_YOUR INSTRUCTIONS:_ Collect all lines containing the word "title" from the data.

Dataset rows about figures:
++++++

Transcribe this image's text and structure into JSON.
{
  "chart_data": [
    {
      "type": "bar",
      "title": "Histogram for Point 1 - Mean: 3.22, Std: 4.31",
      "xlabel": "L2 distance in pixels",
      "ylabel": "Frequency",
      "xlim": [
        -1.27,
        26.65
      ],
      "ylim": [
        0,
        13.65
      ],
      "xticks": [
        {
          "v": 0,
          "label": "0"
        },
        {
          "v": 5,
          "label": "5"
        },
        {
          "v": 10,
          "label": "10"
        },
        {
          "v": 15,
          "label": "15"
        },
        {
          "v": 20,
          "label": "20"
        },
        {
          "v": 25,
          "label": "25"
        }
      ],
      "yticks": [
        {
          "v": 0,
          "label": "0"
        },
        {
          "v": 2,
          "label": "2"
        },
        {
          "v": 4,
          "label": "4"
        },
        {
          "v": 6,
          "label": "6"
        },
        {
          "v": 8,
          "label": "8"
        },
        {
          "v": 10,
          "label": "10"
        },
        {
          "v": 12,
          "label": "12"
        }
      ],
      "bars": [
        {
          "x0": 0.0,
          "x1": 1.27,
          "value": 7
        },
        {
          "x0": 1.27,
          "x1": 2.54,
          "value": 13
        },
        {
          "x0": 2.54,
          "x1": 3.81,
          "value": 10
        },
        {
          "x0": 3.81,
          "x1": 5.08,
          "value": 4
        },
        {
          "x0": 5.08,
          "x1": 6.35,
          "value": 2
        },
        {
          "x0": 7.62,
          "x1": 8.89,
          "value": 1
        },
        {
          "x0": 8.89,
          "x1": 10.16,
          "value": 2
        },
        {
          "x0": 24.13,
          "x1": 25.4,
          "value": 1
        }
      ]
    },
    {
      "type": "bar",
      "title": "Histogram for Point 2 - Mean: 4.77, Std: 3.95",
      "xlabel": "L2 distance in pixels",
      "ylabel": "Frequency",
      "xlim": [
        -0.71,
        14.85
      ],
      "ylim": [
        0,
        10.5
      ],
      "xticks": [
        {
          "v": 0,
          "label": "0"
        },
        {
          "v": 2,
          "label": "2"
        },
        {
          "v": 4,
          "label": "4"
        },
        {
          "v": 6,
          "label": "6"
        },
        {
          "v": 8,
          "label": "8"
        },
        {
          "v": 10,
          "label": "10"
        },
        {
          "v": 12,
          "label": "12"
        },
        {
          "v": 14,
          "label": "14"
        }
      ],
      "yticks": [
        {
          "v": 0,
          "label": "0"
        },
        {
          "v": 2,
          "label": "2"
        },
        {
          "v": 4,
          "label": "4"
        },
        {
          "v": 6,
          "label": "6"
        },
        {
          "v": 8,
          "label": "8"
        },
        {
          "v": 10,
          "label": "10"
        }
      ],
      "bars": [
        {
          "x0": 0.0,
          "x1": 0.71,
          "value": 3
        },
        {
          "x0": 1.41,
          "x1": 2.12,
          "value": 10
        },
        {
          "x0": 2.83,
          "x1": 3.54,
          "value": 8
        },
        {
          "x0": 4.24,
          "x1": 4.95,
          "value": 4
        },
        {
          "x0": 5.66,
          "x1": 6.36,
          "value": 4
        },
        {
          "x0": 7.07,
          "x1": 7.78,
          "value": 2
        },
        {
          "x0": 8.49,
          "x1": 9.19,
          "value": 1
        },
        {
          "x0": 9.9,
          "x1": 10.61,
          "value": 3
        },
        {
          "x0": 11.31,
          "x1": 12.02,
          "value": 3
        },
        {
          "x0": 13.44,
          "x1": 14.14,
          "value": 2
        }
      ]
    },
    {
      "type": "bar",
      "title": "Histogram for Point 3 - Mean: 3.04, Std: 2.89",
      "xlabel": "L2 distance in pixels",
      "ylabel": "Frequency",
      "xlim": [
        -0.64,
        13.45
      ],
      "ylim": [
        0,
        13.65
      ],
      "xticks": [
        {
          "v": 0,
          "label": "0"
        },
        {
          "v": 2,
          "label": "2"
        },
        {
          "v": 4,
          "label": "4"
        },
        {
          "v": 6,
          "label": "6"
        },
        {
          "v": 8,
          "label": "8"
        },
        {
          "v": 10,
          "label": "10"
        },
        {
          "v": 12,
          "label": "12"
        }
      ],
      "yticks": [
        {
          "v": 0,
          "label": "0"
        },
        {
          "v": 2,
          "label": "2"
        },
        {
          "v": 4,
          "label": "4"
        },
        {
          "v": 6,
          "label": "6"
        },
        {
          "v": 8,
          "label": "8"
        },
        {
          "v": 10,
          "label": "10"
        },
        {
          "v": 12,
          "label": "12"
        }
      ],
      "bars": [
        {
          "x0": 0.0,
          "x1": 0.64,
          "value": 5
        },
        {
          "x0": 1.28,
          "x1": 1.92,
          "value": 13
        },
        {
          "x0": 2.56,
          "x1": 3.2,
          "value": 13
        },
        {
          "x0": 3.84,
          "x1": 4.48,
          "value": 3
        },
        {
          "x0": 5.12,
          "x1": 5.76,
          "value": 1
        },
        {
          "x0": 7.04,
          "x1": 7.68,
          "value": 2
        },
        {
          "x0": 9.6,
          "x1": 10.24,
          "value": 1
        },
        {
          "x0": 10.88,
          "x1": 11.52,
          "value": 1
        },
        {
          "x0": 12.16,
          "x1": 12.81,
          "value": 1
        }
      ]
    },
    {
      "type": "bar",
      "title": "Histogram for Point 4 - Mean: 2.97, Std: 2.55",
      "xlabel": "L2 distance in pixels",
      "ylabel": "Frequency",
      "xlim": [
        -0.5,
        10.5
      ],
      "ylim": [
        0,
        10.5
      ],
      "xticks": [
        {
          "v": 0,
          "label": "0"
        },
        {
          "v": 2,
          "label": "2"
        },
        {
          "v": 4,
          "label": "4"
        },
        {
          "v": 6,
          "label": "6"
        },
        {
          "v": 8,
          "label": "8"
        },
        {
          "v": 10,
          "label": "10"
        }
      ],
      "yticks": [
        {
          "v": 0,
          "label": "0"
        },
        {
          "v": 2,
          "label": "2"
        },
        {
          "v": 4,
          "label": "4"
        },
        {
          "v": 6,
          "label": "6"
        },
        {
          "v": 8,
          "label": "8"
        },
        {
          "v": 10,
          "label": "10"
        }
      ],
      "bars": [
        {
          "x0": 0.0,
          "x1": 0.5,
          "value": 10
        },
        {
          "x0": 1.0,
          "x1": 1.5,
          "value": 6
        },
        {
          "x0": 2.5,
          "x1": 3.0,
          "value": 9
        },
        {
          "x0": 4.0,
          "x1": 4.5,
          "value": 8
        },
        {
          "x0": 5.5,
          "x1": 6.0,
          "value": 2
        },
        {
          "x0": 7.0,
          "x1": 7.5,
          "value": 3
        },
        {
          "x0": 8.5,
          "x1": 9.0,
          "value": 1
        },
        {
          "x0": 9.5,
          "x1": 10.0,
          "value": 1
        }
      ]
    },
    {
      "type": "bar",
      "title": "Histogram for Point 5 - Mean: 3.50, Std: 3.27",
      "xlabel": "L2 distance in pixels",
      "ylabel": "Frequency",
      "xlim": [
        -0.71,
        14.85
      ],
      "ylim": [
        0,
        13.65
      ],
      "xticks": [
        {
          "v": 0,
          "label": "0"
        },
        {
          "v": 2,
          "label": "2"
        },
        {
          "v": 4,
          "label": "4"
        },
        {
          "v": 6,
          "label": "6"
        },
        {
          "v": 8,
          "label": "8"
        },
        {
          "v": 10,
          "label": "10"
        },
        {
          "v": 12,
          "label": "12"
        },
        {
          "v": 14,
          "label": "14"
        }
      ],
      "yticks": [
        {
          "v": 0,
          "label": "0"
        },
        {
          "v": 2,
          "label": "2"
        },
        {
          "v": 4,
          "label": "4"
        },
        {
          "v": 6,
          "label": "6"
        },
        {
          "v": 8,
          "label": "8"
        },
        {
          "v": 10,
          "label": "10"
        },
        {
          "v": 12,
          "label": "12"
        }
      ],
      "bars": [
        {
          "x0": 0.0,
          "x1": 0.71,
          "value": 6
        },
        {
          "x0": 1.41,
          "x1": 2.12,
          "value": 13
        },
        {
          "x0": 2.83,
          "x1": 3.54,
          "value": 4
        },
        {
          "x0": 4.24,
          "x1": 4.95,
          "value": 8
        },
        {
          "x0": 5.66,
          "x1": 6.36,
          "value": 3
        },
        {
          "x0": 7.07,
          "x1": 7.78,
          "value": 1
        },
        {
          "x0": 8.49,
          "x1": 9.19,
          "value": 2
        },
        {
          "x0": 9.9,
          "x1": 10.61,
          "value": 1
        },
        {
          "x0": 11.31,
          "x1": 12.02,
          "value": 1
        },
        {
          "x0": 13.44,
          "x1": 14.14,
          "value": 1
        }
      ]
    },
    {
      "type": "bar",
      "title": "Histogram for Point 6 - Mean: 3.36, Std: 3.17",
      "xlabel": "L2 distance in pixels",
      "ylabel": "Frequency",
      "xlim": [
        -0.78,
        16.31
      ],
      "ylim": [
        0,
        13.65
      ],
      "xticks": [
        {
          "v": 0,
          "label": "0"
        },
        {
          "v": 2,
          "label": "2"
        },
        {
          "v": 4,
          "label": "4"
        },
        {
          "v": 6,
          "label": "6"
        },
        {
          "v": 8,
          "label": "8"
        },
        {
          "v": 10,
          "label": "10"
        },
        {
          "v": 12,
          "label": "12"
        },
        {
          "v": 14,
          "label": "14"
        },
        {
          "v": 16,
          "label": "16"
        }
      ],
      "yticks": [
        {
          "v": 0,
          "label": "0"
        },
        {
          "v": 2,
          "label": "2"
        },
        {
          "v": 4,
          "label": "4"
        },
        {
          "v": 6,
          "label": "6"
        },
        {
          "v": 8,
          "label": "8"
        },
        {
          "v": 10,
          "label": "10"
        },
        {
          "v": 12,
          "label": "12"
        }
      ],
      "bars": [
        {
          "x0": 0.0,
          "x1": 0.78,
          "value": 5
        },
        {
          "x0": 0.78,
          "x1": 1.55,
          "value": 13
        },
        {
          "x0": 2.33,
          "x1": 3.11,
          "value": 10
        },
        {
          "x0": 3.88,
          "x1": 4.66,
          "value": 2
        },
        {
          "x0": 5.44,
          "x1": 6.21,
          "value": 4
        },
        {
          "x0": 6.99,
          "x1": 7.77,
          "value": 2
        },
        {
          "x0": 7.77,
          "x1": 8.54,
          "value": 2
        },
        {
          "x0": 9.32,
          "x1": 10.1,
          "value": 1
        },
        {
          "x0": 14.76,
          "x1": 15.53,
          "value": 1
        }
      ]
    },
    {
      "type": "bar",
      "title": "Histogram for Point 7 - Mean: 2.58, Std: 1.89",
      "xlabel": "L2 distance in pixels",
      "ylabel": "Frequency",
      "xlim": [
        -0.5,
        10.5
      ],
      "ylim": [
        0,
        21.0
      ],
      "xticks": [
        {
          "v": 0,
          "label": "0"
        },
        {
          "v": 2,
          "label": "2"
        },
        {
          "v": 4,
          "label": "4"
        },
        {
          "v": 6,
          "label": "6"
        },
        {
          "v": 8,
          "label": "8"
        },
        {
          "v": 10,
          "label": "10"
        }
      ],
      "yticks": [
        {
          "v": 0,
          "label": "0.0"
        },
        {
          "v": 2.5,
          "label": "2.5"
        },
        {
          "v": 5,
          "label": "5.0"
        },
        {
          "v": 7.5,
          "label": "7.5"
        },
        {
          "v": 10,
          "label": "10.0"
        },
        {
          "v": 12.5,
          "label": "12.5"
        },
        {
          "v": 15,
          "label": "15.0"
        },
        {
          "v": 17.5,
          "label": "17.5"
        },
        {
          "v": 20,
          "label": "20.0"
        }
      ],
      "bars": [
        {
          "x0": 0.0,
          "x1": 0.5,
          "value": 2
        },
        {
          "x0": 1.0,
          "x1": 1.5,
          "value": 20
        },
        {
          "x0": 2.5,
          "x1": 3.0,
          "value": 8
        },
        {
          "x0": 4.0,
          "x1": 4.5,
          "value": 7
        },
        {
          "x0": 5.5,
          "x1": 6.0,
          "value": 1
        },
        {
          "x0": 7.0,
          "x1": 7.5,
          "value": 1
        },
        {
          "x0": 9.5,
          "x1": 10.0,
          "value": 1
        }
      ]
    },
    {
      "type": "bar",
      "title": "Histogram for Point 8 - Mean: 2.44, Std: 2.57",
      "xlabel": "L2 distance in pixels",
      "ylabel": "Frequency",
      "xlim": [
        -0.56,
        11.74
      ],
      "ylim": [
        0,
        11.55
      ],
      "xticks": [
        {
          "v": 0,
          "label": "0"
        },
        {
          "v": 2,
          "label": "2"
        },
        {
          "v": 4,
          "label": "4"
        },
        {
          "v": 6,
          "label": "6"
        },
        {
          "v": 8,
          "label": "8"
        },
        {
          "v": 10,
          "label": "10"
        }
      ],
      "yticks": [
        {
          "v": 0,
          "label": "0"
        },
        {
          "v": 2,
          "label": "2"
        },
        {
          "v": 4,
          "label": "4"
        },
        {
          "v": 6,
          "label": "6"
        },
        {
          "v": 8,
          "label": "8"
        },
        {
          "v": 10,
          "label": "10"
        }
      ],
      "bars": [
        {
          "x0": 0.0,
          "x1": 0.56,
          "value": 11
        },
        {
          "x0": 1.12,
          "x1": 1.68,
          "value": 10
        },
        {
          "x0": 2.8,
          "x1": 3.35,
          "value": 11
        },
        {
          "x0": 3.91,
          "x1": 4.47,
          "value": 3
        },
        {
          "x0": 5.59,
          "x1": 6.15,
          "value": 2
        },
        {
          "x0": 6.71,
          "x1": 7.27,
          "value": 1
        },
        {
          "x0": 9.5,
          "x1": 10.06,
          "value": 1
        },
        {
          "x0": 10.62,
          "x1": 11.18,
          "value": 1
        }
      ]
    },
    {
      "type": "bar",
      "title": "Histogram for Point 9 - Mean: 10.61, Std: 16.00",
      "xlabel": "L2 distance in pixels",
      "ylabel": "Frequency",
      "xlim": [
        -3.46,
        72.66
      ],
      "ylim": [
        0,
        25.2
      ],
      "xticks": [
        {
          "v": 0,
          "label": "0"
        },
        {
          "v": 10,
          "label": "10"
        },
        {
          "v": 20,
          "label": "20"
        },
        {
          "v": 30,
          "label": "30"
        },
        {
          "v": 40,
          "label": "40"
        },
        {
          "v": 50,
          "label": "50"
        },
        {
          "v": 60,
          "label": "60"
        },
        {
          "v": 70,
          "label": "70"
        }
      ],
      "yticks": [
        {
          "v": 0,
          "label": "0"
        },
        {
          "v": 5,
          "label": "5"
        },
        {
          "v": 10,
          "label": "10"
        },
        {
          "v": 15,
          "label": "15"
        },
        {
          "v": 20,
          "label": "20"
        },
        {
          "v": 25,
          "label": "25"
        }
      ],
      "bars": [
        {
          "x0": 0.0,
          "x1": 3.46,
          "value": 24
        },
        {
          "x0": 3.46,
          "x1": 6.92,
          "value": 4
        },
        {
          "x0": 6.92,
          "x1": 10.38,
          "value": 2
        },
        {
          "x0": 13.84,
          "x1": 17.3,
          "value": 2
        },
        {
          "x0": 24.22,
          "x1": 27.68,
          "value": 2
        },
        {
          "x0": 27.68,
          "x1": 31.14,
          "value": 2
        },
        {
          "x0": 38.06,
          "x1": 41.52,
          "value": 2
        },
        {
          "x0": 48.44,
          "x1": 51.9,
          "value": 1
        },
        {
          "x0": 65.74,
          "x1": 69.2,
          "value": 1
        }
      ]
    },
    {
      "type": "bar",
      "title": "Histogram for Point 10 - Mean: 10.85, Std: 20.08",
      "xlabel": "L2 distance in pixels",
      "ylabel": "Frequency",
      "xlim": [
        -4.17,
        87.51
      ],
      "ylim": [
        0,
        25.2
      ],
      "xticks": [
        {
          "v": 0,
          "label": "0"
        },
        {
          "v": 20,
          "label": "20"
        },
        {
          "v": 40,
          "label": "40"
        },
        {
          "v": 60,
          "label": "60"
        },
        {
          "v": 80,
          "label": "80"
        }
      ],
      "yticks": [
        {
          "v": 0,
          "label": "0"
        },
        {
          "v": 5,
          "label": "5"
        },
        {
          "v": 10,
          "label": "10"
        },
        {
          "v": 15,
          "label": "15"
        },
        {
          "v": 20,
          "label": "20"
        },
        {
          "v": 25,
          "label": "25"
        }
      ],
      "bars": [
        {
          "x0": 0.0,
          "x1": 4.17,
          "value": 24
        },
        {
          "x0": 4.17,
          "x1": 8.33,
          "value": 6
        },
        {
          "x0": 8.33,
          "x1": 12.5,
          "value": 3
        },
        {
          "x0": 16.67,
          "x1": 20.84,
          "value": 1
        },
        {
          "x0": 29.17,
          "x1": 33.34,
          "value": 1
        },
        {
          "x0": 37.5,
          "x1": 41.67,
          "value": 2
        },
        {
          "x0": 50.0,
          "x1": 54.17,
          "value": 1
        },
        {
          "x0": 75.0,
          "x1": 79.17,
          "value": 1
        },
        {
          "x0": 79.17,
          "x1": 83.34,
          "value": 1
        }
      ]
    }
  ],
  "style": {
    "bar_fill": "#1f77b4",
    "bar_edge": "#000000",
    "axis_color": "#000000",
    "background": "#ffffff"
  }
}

++++++

_TASK RESULT:_
      "title": "Histogram for Point 1 - Mean: 3.22, Std: 4.31",
      "title": "Histogram for Point 2 - Mean: 4.77, Std: 3.95",
      "title": "Histogram for Point 3 - Mean: 3.04, Std: 2.89",
      "title": "Histogram for Point 4 - Mean: 2.97, Std: 2.55",
      "title": "Histogram for Point 5 - Mean: 3.50, Std: 3.27",
      "title": "Histogram for Point 6 - Mean: 3.36, Std: 3.17",
      "title": "Histogram for Point 7 - Mean: 2.58, Std: 1.89",
      "title": "Histogram for Point 8 - Mean: 2.44, Std: 2.57",
      "title": "Histogram for Point 9 - Mean: 10.61, Std: 16.00",
      "title": "Histogram for Point 10 - Mean: 10.85, Std: 20.08",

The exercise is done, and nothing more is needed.